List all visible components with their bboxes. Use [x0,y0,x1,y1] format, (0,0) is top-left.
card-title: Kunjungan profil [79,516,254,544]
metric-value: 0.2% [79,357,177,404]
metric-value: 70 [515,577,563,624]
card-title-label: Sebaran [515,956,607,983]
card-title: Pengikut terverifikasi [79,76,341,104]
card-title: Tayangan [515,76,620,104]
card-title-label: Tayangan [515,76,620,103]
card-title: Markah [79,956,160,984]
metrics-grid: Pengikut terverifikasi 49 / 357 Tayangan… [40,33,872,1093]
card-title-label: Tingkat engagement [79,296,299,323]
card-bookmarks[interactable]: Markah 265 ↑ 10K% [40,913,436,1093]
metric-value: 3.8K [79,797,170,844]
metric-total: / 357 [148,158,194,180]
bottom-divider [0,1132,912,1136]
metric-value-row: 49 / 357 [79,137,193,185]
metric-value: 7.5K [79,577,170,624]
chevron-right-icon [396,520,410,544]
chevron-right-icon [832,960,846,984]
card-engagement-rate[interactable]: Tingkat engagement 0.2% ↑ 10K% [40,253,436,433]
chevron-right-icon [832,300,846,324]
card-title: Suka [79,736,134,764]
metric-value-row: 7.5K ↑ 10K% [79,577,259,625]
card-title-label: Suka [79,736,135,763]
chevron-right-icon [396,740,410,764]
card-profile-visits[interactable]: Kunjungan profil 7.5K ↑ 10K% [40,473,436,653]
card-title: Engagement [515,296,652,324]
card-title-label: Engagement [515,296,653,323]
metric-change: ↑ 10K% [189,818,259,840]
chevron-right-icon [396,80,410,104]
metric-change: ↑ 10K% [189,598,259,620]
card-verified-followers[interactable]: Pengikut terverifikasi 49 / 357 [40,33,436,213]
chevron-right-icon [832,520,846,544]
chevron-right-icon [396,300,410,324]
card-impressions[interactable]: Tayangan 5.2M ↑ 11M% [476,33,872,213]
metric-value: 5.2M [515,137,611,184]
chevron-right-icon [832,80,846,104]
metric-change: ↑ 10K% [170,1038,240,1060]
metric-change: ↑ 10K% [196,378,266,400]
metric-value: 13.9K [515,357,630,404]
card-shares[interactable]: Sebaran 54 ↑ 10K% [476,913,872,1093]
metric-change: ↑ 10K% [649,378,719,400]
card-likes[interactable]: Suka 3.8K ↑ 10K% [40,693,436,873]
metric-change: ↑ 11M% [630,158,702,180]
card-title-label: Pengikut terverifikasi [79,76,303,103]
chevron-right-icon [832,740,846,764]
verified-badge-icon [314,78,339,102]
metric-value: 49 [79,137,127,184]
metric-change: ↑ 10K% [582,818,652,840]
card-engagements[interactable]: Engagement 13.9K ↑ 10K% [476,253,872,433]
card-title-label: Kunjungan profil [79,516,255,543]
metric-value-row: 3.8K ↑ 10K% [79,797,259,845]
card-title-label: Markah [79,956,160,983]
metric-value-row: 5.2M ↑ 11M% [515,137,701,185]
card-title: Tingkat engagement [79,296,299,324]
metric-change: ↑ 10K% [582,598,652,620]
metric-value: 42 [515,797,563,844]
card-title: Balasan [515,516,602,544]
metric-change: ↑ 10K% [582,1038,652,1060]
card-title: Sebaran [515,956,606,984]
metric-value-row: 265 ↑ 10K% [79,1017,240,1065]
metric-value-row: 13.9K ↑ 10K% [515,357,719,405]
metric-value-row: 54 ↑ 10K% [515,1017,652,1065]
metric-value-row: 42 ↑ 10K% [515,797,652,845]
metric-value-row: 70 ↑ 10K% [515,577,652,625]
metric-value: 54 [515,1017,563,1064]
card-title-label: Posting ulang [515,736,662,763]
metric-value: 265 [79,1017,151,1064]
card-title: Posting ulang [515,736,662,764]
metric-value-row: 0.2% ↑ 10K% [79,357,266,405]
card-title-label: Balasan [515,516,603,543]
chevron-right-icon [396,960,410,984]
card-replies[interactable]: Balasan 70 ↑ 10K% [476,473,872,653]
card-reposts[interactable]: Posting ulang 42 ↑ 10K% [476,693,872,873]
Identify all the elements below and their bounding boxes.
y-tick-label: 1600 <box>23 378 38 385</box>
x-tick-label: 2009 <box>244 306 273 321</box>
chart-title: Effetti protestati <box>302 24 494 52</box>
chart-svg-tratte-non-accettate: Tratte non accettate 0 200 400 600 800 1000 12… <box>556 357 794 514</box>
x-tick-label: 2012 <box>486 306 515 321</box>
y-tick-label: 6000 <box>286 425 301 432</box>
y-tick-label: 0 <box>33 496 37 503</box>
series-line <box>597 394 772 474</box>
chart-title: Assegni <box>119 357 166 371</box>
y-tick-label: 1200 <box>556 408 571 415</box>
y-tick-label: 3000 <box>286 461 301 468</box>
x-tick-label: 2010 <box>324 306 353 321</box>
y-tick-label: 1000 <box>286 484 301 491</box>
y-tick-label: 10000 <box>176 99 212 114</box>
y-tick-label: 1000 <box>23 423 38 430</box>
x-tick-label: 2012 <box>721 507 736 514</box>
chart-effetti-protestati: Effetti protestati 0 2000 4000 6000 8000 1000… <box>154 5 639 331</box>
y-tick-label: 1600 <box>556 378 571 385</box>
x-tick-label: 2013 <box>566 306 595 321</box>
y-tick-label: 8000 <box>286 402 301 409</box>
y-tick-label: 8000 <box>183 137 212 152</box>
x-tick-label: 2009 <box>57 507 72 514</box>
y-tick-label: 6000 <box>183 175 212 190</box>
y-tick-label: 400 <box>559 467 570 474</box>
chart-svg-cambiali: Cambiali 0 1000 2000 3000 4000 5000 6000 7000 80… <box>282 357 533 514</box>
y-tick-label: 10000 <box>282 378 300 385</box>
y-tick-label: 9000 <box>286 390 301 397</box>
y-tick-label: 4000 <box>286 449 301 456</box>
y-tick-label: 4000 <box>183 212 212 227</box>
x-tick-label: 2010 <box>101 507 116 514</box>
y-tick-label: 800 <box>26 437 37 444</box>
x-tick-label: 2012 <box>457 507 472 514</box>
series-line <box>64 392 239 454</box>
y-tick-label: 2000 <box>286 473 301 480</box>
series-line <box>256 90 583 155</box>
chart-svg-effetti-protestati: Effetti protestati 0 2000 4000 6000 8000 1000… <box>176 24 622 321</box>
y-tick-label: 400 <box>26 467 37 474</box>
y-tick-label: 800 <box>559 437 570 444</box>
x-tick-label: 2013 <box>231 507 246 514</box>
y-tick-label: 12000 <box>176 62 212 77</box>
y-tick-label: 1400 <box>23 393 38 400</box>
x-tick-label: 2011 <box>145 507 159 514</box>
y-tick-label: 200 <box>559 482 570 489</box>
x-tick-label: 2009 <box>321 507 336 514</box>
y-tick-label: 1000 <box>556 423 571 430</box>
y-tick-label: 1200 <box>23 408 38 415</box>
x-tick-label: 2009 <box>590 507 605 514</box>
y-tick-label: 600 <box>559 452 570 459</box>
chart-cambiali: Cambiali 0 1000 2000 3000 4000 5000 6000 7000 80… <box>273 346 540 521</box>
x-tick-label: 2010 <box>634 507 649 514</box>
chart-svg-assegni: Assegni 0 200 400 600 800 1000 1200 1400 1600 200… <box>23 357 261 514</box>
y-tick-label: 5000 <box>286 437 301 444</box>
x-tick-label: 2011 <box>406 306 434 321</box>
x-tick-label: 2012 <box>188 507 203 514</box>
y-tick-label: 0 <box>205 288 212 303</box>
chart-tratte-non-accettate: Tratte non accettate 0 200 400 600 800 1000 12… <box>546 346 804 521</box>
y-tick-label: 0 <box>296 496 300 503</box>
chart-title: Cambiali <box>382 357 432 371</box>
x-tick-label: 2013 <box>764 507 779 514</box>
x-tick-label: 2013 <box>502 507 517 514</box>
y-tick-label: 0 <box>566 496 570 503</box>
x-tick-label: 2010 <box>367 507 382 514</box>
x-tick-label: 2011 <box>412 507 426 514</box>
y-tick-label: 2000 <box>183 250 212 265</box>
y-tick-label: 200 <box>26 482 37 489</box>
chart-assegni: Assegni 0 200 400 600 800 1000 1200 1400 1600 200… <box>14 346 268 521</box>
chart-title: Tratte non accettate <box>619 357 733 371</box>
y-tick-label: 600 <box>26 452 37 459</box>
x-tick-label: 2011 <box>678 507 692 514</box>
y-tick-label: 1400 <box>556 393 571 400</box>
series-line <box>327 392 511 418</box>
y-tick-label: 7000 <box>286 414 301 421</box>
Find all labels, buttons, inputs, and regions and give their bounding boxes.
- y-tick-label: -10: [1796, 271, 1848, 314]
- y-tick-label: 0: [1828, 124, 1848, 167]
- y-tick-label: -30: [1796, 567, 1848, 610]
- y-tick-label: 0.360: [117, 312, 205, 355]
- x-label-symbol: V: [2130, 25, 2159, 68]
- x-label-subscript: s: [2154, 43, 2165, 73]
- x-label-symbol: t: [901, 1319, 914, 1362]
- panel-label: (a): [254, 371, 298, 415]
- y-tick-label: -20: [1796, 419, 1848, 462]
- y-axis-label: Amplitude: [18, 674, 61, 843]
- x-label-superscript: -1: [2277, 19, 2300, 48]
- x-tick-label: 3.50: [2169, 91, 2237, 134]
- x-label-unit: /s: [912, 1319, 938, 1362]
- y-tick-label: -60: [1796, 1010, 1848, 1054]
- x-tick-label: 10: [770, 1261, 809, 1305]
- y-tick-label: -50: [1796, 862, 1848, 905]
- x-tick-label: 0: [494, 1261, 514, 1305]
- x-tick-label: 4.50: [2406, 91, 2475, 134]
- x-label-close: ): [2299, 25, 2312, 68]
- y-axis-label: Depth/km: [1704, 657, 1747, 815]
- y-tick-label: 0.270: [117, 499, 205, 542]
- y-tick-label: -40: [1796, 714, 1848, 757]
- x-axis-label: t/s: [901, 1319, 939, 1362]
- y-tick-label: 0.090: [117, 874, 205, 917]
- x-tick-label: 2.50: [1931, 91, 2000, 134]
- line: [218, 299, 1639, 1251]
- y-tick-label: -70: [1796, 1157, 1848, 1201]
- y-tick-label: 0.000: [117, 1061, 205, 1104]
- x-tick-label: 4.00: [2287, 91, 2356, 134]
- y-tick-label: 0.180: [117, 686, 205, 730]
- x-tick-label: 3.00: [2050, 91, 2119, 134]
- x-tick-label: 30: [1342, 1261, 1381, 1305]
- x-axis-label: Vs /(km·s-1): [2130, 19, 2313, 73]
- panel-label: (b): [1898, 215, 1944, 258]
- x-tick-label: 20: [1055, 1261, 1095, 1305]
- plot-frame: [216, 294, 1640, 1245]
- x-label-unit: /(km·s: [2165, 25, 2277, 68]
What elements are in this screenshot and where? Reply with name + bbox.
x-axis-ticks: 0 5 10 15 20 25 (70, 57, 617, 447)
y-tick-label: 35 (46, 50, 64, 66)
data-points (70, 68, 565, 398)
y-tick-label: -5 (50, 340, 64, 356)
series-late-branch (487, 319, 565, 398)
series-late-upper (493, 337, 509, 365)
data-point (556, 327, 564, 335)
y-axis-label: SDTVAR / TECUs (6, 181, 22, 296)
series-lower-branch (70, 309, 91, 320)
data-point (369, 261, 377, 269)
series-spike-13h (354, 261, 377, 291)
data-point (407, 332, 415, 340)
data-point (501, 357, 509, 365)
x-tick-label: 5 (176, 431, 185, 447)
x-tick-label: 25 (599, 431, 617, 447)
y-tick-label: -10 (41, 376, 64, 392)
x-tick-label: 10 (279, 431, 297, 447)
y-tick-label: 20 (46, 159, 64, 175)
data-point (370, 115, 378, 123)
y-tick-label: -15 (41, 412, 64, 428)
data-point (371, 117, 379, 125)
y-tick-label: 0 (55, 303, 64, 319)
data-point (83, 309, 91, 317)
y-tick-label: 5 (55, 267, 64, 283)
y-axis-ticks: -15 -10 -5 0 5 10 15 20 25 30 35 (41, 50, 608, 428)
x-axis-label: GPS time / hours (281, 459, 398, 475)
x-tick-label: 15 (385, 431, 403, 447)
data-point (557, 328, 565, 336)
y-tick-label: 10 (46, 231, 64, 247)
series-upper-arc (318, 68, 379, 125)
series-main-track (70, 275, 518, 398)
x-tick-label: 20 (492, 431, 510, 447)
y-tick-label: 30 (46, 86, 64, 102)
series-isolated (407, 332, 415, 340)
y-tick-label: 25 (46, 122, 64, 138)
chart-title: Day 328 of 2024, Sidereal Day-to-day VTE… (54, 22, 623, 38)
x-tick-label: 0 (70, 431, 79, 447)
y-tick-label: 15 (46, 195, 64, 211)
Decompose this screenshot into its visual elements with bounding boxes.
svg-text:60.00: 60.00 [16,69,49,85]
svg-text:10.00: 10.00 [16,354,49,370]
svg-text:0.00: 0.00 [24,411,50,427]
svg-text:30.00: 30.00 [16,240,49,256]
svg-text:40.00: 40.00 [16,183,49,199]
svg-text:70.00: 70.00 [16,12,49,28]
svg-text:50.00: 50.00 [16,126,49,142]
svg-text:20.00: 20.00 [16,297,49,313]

> **Given problem**
Copy out the entries verbatim, starting with the first line and ending with the line that contains "metrics-grid: Pengikut terverifikasi", both ends included.

> **Expected answer**
List all visible components with their bboxes. Use [x0,y0,x1,y1] format, (0,0) is top-left.
card-title: Kunjungan profil [79,516,254,544]
metric-value: 0.2% [79,357,177,404]
metric-value: 70 [515,577,563,624]
card-title-label: Sebaran [515,956,607,983]
card-title: Pengikut terverifikasi [79,76,341,104]
card-title: Tayangan [515,76,620,104]
card-title-label: Tayangan [515,76,620,103]
card-title: Markah [79,956,160,984]
metrics-grid: Pengikut terverifikasi 49 / 357 Tayangan… [40,33,872,1093]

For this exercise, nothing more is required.